-- START OF Records shown --

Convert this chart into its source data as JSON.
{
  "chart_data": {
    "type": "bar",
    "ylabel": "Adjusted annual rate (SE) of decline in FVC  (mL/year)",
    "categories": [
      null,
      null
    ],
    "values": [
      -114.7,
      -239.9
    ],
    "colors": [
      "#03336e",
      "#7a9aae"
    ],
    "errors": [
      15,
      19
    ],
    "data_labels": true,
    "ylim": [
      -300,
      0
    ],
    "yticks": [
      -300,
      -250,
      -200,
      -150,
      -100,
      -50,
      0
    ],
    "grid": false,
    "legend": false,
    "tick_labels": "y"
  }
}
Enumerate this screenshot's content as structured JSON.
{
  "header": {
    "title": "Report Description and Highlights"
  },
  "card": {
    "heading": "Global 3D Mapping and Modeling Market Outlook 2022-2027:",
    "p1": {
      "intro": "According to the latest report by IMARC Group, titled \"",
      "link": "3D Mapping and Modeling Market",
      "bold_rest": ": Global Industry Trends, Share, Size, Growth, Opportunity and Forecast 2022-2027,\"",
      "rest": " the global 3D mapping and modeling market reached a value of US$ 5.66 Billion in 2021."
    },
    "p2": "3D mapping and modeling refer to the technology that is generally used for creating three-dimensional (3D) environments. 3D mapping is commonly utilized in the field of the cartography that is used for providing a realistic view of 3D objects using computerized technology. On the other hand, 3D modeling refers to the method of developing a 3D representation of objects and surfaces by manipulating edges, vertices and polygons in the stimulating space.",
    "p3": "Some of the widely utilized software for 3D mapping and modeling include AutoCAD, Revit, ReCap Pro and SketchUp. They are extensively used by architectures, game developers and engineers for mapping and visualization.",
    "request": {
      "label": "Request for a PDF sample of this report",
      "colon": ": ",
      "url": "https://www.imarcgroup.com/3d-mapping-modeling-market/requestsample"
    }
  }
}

-- END OF Records shown --

--- Goal ---
List the lines of the records where "JSON" occurs.

--- Task output ---
Convert this chart into its source data as JSON.
Enumerate this screenshot's content as structured JSON.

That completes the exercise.